## Task instructions:
The data below is to be returned in full and exactly.

## Exercise data:
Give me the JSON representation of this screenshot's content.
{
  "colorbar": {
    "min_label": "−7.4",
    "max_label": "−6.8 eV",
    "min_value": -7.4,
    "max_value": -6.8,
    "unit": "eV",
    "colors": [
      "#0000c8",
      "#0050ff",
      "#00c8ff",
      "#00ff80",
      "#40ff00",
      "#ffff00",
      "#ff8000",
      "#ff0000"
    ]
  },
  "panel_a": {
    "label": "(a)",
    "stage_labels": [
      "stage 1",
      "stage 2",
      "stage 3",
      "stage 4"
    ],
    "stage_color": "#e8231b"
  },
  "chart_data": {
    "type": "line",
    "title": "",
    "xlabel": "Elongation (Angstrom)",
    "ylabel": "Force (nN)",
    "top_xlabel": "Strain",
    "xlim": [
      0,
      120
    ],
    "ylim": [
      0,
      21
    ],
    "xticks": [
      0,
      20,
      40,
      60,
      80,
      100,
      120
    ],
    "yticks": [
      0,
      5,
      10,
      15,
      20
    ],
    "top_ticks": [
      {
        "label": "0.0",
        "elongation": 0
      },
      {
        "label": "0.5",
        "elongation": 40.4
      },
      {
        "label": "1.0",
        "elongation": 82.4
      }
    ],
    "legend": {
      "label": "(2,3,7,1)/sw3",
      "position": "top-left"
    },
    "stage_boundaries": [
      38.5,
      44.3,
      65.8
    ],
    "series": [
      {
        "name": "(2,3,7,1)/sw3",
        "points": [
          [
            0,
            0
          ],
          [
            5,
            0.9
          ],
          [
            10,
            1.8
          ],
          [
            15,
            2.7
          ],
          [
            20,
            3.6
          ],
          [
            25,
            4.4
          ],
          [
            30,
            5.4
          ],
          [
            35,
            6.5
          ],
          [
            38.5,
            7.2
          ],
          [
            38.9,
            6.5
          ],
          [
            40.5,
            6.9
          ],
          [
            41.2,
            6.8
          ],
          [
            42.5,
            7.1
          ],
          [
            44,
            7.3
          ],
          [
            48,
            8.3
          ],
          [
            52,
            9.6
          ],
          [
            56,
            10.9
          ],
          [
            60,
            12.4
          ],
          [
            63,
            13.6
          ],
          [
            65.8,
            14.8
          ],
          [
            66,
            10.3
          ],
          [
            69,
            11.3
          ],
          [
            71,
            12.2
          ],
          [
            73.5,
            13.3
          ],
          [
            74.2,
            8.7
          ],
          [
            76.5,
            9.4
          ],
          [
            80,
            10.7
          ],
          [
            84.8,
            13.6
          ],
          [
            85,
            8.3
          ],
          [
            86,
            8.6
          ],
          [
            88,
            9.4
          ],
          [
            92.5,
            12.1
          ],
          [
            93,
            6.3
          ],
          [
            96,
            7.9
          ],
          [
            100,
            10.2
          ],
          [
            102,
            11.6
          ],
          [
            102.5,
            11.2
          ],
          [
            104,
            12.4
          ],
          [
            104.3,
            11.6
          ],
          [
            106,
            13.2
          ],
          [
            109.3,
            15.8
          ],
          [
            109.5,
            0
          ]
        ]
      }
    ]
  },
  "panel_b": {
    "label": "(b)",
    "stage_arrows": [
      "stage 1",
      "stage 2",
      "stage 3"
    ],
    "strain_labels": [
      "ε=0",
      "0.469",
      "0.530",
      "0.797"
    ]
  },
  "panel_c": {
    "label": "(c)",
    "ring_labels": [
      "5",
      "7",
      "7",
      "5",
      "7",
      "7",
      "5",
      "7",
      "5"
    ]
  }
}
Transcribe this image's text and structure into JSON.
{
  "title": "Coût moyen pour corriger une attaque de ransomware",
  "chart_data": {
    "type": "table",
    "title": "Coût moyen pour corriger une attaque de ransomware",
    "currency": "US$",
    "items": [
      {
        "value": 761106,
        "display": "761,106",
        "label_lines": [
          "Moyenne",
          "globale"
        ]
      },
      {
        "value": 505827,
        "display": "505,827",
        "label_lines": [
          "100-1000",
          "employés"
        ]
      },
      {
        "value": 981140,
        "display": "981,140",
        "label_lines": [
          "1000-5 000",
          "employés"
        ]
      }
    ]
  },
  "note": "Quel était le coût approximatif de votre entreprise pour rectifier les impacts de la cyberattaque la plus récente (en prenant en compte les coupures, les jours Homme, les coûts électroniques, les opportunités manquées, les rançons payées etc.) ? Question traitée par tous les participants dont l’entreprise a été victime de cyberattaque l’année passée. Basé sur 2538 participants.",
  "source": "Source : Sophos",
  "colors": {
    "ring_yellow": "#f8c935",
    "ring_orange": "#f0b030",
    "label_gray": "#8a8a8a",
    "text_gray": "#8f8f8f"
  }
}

## Exercise result:
Give me the JSON representation of this screenshot's content.
{
  "colorbar": {
    "min_label": "−7.4",
    "max_label": "−6.8 eV",
    "min_value": -7.4,
    "max_value": -6.8,
    "unit": "eV",
    "colors": [
      "#0000c8",
      "#0050ff",
      "#00c8ff",
      "#00ff80",
      "#40ff00",
      "#ffff00",
      "#ff8000",
      "#ff0000"
    ]
  },
  "panel_a": {
    "label": "(a)",
    "stage_labels": [
      "stage 1",
      "stage 2",
      "stage 3",
      "stage 4"
    ],
    "stage_color": "#e8231b"
  },
  "chart_data": {
    "type": "line",
    "title": "",
    "xlabel": "Elongation (Angstrom)",
    "ylabel": "Force (nN)",
    "top_xlabel": "Strain",
    "xlim": [
      0,
      120
    ],
    "ylim": [
      0,
      21
    ],
    "xticks": [
      0,
      20,
      40,
      60,
      80,
      100,
      120
    ],
    "yticks": [
      0,
      5,
      10,
      15,
      20
    ],
    "top_ticks": [
      {
        "label": "0.0",
        "elongation": 0
      },
      {
        "label": "0.5",
        "elongation": 40.4
      },
      {
        "label": "1.0",
        "elongation": 82.4
      }
    ],
    "legend": {
      "label": "(2,3,7,1)/sw3",
      "position": "top-left"
    },
    "stage_boundaries": [
      38.5,
      44.3,
      65.8
    ],
    "series": [
      {
        "name": "(2,3,7,1)/sw3",
        "points": [
          [
            0,
            0
          ],
          [
            5,
            0.9
          ],
          [
            10,
            1.8
          ],
          [
            15,
            2.7
          ],
          [
            20,
            3.6
          ],
          [
            25,
            4.4
          ],
          [
            30,
            5.4
          ],
          [
            35,
            6.5
          ],
          [
            38.5,
            7.2
          ],
          [
            38.9,
            6.5
          ],
          [
            40.5,
            6.9
          ],
          [
            41.2,
            6.8
          ],
          [
            42.5,
            7.1
          ],
          [
            44,
            7.3
          ],
          [
            48,
            8.3
          ],
          [
            52,
            9.6
          ],
          [
            56,
            10.9
          ],
          [
            60,
            12.4
          ],
          [
            63,
            13.6
          ],
          [
            65.8,
            14.8
          ],
          [
            66,
            10.3
          ],
          [
            69,
            11.3
          ],
          [
            71,
            12.2
          ],
          [
            73.5,
            13.3
          ],
          [
            74.2,
            8.7
          ],
          [
            76.5,
            9.4
          ],
          [
            80,
            10.7
          ],
          [
            84.8,
            13.6
          ],
          [
            85,
            8.3
          ],
          [
            86,
            8.6
          ],
          [
            88,
            9.4
          ],
          [
            92.5,
            12.1
          ],
          [
            93,
            6.3
          ],
          [
            96,
            7.9
          ],
          [
            100,
            10.2
          ],
          [
            102,
            11.6
          ],
          [
            102.5,
            11.2
          ],
          [
            104,
            12.4
          ],
          [
            104.3,
            11.6
          ],
          [
            106,
            13.2
          ],
          [
            109.3,
            15.8
          ],
          [
            109.5,
            0
          ]
        ]
      }
    ]
  },
  "panel_b": {
    "label": "(b)",
    "stage_arrows": [
      "stage 1",
      "stage 2",
      "stage 3"
    ],
    "strain_labels": [
      "ε=0",
      "0.469",
      "0.530",
      "0.797"
    ]
  },
  "panel_c": {
    "label": "(c)",
    "ring_labels": [
      "5",
      "7",
      "7",
      "5",
      "7",
      "7",
      "5",
      "7",
      "5"
    ]
  }
}
Transcribe this image's text and structure into JSON.
{
  "title": "Coût moyen pour corriger une attaque de ransomware",
  "chart_data": {
    "type": "table",
    "title": "Coût moyen pour corriger une attaque de ransomware",
    "currency": "US$",
    "items": [
      {
        "value": 761106,
        "display": "761,106",
        "label_lines": [
          "Moyenne",
          "globale"
        ]
      },
      {
        "value": 505827,
        "display": "505,827",
        "label_lines": [
          "100-1000",
          "employés"
        ]
      },
      {
        "value": 981140,
        "display": "981,140",
        "label_lines": [
          "1000-5 000",
          "employés"
        ]
      }
    ]
  },
  "note": "Quel était le coût approximatif de votre entreprise pour rectifier les impacts de la cyberattaque la plus récente (en prenant en compte les coupures, les jours Homme, les coûts électroniques, les opportunités manquées, les rançons payées etc.) ? Question traitée par tous les participants dont l’entreprise a été victime de cyberattaque l’année passée. Basé sur 2538 participants.",
  "source": "Source : Sophos",
  "colors": {
    "ring_yellow": "#f8c935",
    "ring_orange": "#f0b030",
    "label_gray": "#8a8a8a",
    "text_gray": "#8f8f8f"
  }
}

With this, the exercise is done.